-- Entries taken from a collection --
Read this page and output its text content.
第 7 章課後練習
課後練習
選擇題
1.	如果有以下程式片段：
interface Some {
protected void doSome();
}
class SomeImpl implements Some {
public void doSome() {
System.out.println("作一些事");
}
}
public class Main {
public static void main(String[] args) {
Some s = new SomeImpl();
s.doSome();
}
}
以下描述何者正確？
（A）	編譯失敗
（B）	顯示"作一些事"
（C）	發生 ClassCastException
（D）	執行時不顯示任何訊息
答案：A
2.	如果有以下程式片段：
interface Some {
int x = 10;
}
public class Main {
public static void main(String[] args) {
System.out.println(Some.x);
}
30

-- Written task --
Extract the listing in its entirety, matching it exactly.

-- Exercise result --
Read this page and output its text content.
第 7 章課後練習
課後練習
選擇題
1.	如果有以下程式片段：
interface Some {
protected void doSome();
}
class SomeImpl implements Some {
public void doSome() {
System.out.println("作一些事");
}
}
public class Main {
public static void main(String[] args) {
Some s = new SomeImpl();
s.doSome();
}
}
以下描述何者正確？
（A）	編譯失敗
（B）	顯示"作一些事"
（C）	發生 ClassCastException
（D）	執行時不顯示任何訊息
答案：A
2.	如果有以下程式片段：
interface Some {
int x = 10;
}
public class Main {
public static void main(String[] args) {
System.out.println(Some.x);
}
30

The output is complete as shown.